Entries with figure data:
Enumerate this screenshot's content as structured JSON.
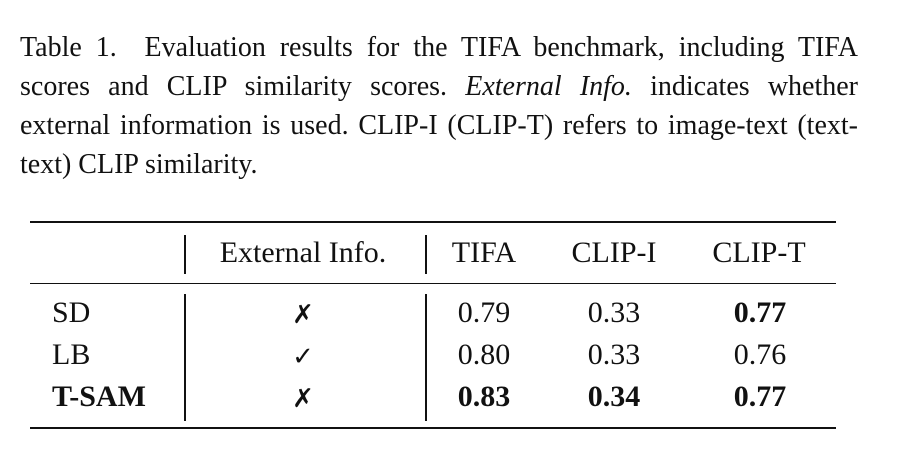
{
  "caption": {
    "label": "Table 1.",
    "text_1": "Evaluation results for the TIFA benchmark, including TIFA scores and CLIP similarity scores.",
    "text_italic": "External Info.",
    "text_2": "indicates whether external information is used. CLIP-I (CLIP-T) refers to image-text (text-text) CLIP similarity."
  },
  "table": {
    "header": [
      "External Info.",
      "TIFA",
      "CLIP-I",
      "CLIP-T"
    ],
    "rows": [
      [
        "SD",
        "✗",
        "0.79",
        "0.33",
        "0.77"
      ],
      [
        "LB",
        "✓",
        "0.80",
        "0.33",
        "0.76"
      ],
      [
        "T-SAM",
        "✗",
        "0.83",
        "0.34",
        "0.77"
      ]
    ]
  }
}
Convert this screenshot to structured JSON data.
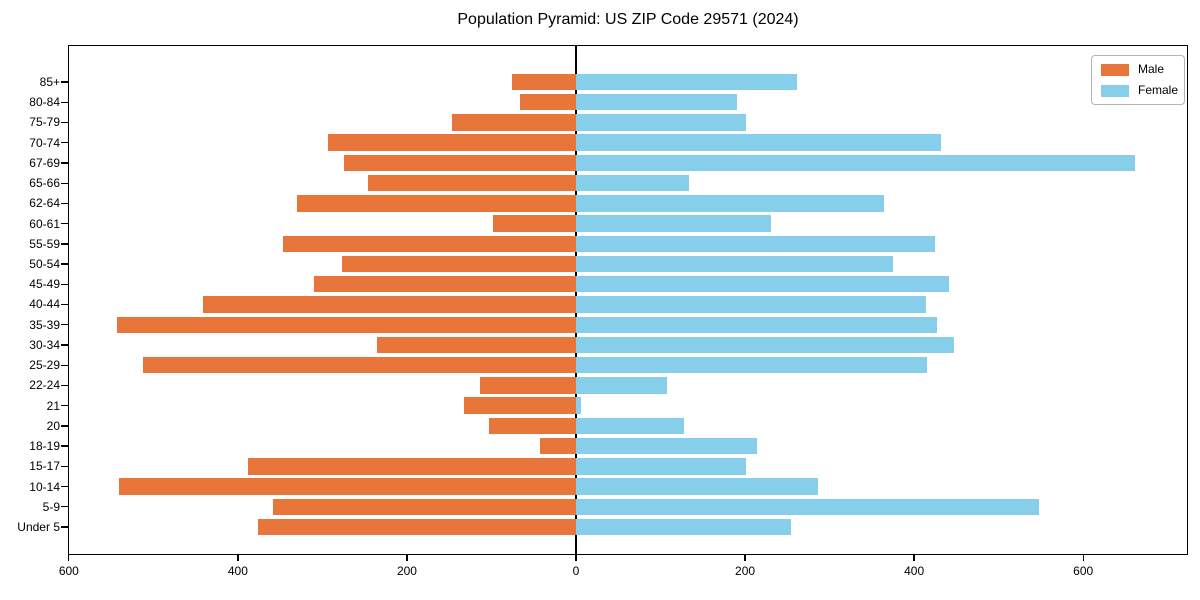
{
  "title": "Population Pyramid: US ZIP Code 29571 (2024)",
  "legend": {
    "male_label": "Male",
    "female_label": "Female"
  },
  "colors": {
    "male": "#e8763b",
    "female": "#87ceeb",
    "axis": "#000000"
  },
  "chart_data": {
    "type": "bar",
    "orientation": "horizontal-pyramid",
    "title": "Population Pyramid: US ZIP Code 29571 (2024)",
    "categories_top_to_bottom": [
      "85+",
      "80-84",
      "75-79",
      "70-74",
      "67-69",
      "65-66",
      "62-64",
      "60-61",
      "55-59",
      "50-54",
      "45-49",
      "40-44",
      "35-39",
      "30-34",
      "25-29",
      "22-24",
      "21",
      "20",
      "18-19",
      "15-17",
      "10-14",
      "5-9",
      "Under 5"
    ],
    "series": [
      {
        "name": "Male",
        "side": "left",
        "values": [
          76,
          66,
          147,
          294,
          275,
          246,
          330,
          98,
          347,
          277,
          310,
          441,
          543,
          236,
          512,
          114,
          133,
          103,
          43,
          388,
          541,
          359,
          376
        ]
      },
      {
        "name": "Female",
        "side": "right",
        "values": [
          262,
          190,
          201,
          432,
          661,
          134,
          364,
          231,
          425,
          375,
          441,
          414,
          427,
          447,
          415,
          108,
          6,
          128,
          214,
          201,
          286,
          548,
          254
        ]
      }
    ],
    "x_ticks": [
      -600,
      -400,
      -200,
      0,
      200,
      400,
      600
    ],
    "x_tick_labels": [
      "600",
      "400",
      "200",
      "0",
      "200",
      "400",
      "600"
    ],
    "xlim": [
      -601,
      724
    ],
    "grid": false,
    "legend_position": "upper right",
    "center_axvline": 0
  }
}
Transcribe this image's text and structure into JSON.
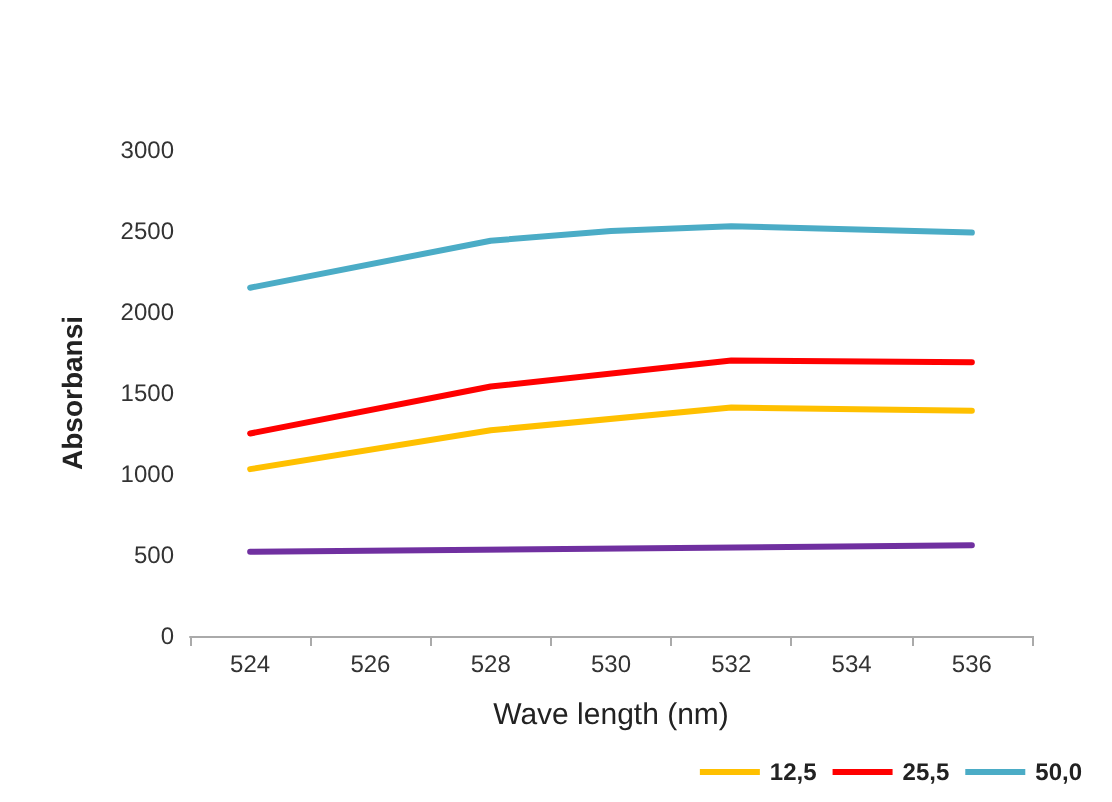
{
  "chart_data": {
    "type": "line",
    "xlabel": "Wave length (nm)",
    "ylabel": "Absorbansi",
    "categories": [
      "524",
      "526",
      "528",
      "530",
      "532",
      "534",
      "536"
    ],
    "series": [
      {
        "color": "#7030a0",
        "values": [
          520,
          null,
          null,
          null,
          null,
          null,
          560
        ]
      },
      {
        "name": "12,5",
        "color": "#ffc000",
        "values": [
          1030,
          null,
          1270,
          null,
          1410,
          null,
          1390
        ]
      },
      {
        "name": "25,5",
        "color": "#ff0000",
        "values": [
          1250,
          null,
          1540,
          null,
          1700,
          null,
          1690
        ]
      },
      {
        "name": "50,0",
        "color": "#4bacc6",
        "values": [
          2150,
          null,
          2440,
          2500,
          2530,
          null,
          2490
        ]
      }
    ],
    "ylim": [
      0,
      3000
    ],
    "yticks": [
      0,
      500,
      1000,
      1500,
      2000,
      2500,
      3000
    ],
    "grid": false,
    "legend": "bottom right",
    "marker": "none",
    "line_style": "solid"
  }
}
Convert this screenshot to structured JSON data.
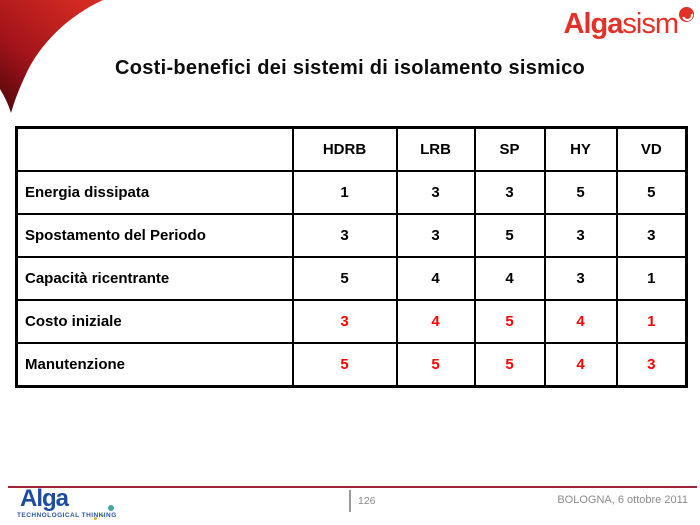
{
  "brand": {
    "logo_bold": "Alga",
    "logo_light": "sism"
  },
  "title": "Costi-benefici dei sistemi di isolamento sismico",
  "table": {
    "header": [
      "",
      "HDRB",
      "LRB",
      "SP",
      "HY",
      "VD"
    ],
    "rows": [
      {
        "label": "Energia dissipata",
        "values": [
          "1",
          "3",
          "3",
          "5",
          "5"
        ],
        "value_color": "black"
      },
      {
        "label": "Spostamento del Periodo",
        "values": [
          "3",
          "3",
          "5",
          "3",
          "3"
        ],
        "value_color": "black"
      },
      {
        "label": "Capacità ricentrante",
        "values": [
          "5",
          "4",
          "4",
          "3",
          "1"
        ],
        "value_color": "black"
      },
      {
        "label": "Costo iniziale",
        "values": [
          "3",
          "4",
          "5",
          "4",
          "1"
        ],
        "value_color": "red"
      },
      {
        "label": "Manutenzione",
        "values": [
          "5",
          "5",
          "5",
          "4",
          "3"
        ],
        "value_color": "red"
      }
    ]
  },
  "footer": {
    "brand_name": "Alga",
    "tagline": "TECHNOLOGICAL THINKING",
    "page_number": "126",
    "venue_date": "BOLOGNA, 6 ottobre 2011"
  },
  "colors": {
    "accent_red": "#e23128",
    "swoosh_bright": "#d32a22",
    "swoosh_dark": "#4e060a",
    "footer_line": "#9e2136",
    "table_value_red": "#ff0000",
    "alga_blue": "#1e4da0",
    "footer_text_gray": "#8a8a8a"
  }
}
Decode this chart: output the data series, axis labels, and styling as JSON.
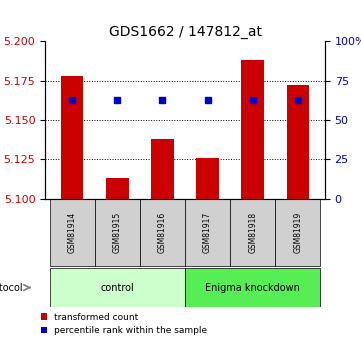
{
  "title": "GDS1662 / 147812_at",
  "samples": [
    "GSM81914",
    "GSM81915",
    "GSM81916",
    "GSM81917",
    "GSM81918",
    "GSM81919"
  ],
  "bar_values": [
    5.178,
    5.113,
    5.138,
    5.126,
    5.188,
    5.172
  ],
  "blue_dot_values": [
    5.163,
    5.163,
    5.163,
    5.163,
    5.163,
    5.163
  ],
  "bar_color": "#cc0000",
  "dot_color": "#0000cc",
  "baseline": 5.1,
  "ylim_left": [
    5.1,
    5.2
  ],
  "yticks_left": [
    5.1,
    5.125,
    5.15,
    5.175,
    5.2
  ],
  "yticks_right": [
    0,
    25,
    50,
    75,
    100
  ],
  "ytick_labels_right": [
    "0",
    "25",
    "50",
    "75",
    "100%"
  ],
  "groups": [
    {
      "label": "control",
      "start": 0,
      "end": 3,
      "color": "#ccffcc"
    },
    {
      "label": "Enigma knockdown",
      "start": 3,
      "end": 6,
      "color": "#55ee55"
    }
  ],
  "protocol_label": "protocol",
  "legend_items": [
    {
      "color": "#cc0000",
      "label": "transformed count"
    },
    {
      "color": "#0000cc",
      "label": "percentile rank within the sample"
    }
  ],
  "bar_width": 0.5,
  "tick_label_color_left": "#cc0000",
  "tick_label_color_right": "#0000cc",
  "plot_bg_color": "#ffffff",
  "grid_color": "black",
  "sample_box_color": "#d0d0d0"
}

Your objective:
Print every record above exactly as written, leaving out the pictures.

Result of this exercise:
Enumerate this screenshot's content as structured JSON.
{
  "caption": {
    "label": "Table 1.",
    "text_1": "Evaluation results for the TIFA benchmark, including TIFA scores and CLIP similarity scores.",
    "text_italic": "External Info.",
    "text_2": "indicates whether external information is used. CLIP-I (CLIP-T) refers to image-text (text-text) CLIP similarity."
  },
  "table": {
    "header": [
      "External Info.",
      "TIFA",
      "CLIP-I",
      "CLIP-T"
    ],
    "rows": [
      [
        "SD",
        "✗",
        "0.79",
        "0.33",
        "0.77"
      ],
      [
        "LB",
        "✓",
        "0.80",
        "0.33",
        "0.76"
      ],
      [
        "T-SAM",
        "✗",
        "0.83",
        "0.34",
        "0.77"
      ]
    ]
  }
}
Convert this screenshot to structured JSON data.
{
  "title": "Population Pyramid: US ZIP Code 29571 (2024)",
  "legend": {
    "male_label": "Male",
    "female_label": "Female"
  },
  "colors": {
    "male": "#e8763b",
    "female": "#87ceeb",
    "axis": "#000000"
  },
  "chart_data": {
    "type": "bar",
    "orientation": "horizontal-pyramid",
    "title": "Population Pyramid: US ZIP Code 29571 (2024)",
    "categories_top_to_bottom": [
      "85+",
      "80-84",
      "75-79",
      "70-74",
      "67-69",
      "65-66",
      "62-64",
      "60-61",
      "55-59",
      "50-54",
      "45-49",
      "40-44",
      "35-39",
      "30-34",
      "25-29",
      "22-24",
      "21",
      "20",
      "18-19",
      "15-17",
      "10-14",
      "5-9",
      "Under 5"
    ],
    "series": [
      {
        "name": "Male",
        "side": "left",
        "values": [
          76,
          66,
          147,
          294,
          275,
          246,
          330,
          98,
          347,
          277,
          310,
          441,
          543,
          236,
          512,
          114,
          133,
          103,
          43,
          388,
          541,
          359,
          376
        ]
      },
      {
        "name": "Female",
        "side": "right",
        "values": [
          262,
          190,
          201,
          432,
          661,
          134,
          364,
          231,
          425,
          375,
          441,
          414,
          427,
          447,
          415,
          108,
          6,
          128,
          214,
          201,
          286,
          548,
          254
        ]
      }
    ],
    "x_ticks": [
      -600,
      -400,
      -200,
      0,
      200,
      400,
      600
    ],
    "x_tick_labels": [
      "600",
      "400",
      "200",
      "0",
      "200",
      "400",
      "600"
    ],
    "xlim": [
      -601,
      724
    ],
    "grid": false,
    "legend_position": "upper right",
    "center_axvline": 0
  }
}
Transcribe this image's text and structure into JSON.
{
  "chart_data": {
    "type": "line",
    "xlabel": "Wave length (nm)",
    "ylabel": "Absorbansi",
    "categories": [
      "524",
      "526",
      "528",
      "530",
      "532",
      "534",
      "536"
    ],
    "series": [
      {
        "color": "#7030a0",
        "values": [
          520,
          null,
          null,
          null,
          null,
          null,
          560
        ]
      },
      {
        "name": "12,5",
        "color": "#ffc000",
        "values": [
          1030,
          null,
          1270,
          null,
          1410,
          null,
          1390
        ]
      },
      {
        "name": "25,5",
        "color": "#ff0000",
        "values": [
          1250,
          null,
          1540,
          null,
          1700,
          null,
          1690
        ]
      },
      {
        "name": "50,0",
        "color": "#4bacc6",
        "values": [
          2150,
          null,
          2440,
          2500,
          2530,
          null,
          2490
        ]
      }
    ],
    "ylim": [
      0,
      3000
    ],
    "yticks": [
      0,
      500,
      1000,
      1500,
      2000,
      2500,
      3000
    ],
    "grid": false,
    "legend": "bottom right",
    "marker": "none",
    "line_style": "solid"
  }
}
Convert this screenshot to structured JSON data.
{
  "brand": {
    "logo_bold": "Alga",
    "logo_light": "sism"
  },
  "title": "Costi-benefici dei sistemi di isolamento sismico",
  "table": {
    "header": [
      "",
      "HDRB",
      "LRB",
      "SP",
      "HY",
      "VD"
    ],
    "rows": [
      {
        "label": "Energia dissipata",
        "values": [
          "1",
          "3",
          "3",
          "5",
          "5"
        ],
        "value_color": "black"
      },
      {
        "label": "Spostamento del Periodo",
        "values": [
          "3",
          "3",
          "5",
          "3",
          "3"
        ],
        "value_color": "black"
      },
      {
        "label": "Capacità ricentrante",
        "values": [
          "5",
          "4",
          "4",
          "3",
          "1"
        ],
        "value_color": "black"
      },
      {
        "label": "Costo iniziale",
        "values": [
          "3",
          "4",
          "5",
          "4",
          "1"
        ],
        "value_color": "red"
      },
      {
        "label": "Manutenzione",
        "values": [
          "5",
          "5",
          "5",
          "4",
          "3"
        ],
        "value_color": "red"
      }
    ]
  },
  "footer": {
    "brand_name": "Alga",
    "tagline": "TECHNOLOGICAL THINKING",
    "page_number": "126",
    "venue_date": "BOLOGNA, 6 ottobre 2011"
  },
  "colors": {
    "accent_red": "#e23128",
    "swoosh_bright": "#d32a22",
    "swoosh_dark": "#4e060a",
    "footer_line": "#9e2136",
    "table_value_red": "#ff0000",
    "alga_blue": "#1e4da0",
    "footer_text_gray": "#8a8a8a"
  }
}
Decode this chart: output the data series, axis labels, and styling as JSON.
{
  "title": "GDS1662 / 147812_at",
  "samples": [
    "GSM81914",
    "GSM81915",
    "GSM81916",
    "GSM81917",
    "GSM81918",
    "GSM81919"
  ],
  "bar_values": [
    5.178,
    5.113,
    5.138,
    5.126,
    5.188,
    5.172
  ],
  "blue_dot_values": [
    5.163,
    5.163,
    5.163,
    5.163,
    5.163,
    5.163
  ],
  "bar_color": "#cc0000",
  "dot_color": "#0000cc",
  "baseline": 5.1,
  "ylim_left": [
    5.1,
    5.2
  ],
  "yticks_left": [
    5.1,
    5.125,
    5.15,
    5.175,
    5.2
  ],
  "yticks_right": [
    0,
    25,
    50,
    75,
    100
  ],
  "ytick_labels_right": [
    "0",
    "25",
    "50",
    "75",
    "100%"
  ],
  "groups": [
    {
      "label": "control",
      "start": 0,
      "end": 3,
      "color": "#ccffcc"
    },
    {
      "label": "Enigma knockdown",
      "start": 3,
      "end": 6,
      "color": "#55ee55"
    }
  ],
  "protocol_label": "protocol",
  "legend_items": [
    {
      "color": "#cc0000",
      "label": "transformed count"
    },
    {
      "color": "#0000cc",
      "label": "percentile rank within the sample"
    }
  ],
  "bar_width": 0.5,
  "tick_label_color_left": "#cc0000",
  "tick_label_color_right": "#0000cc",
  "plot_bg_color": "#ffffff",
  "grid_color": "black",
  "sample_box_color": "#d0d0d0"
}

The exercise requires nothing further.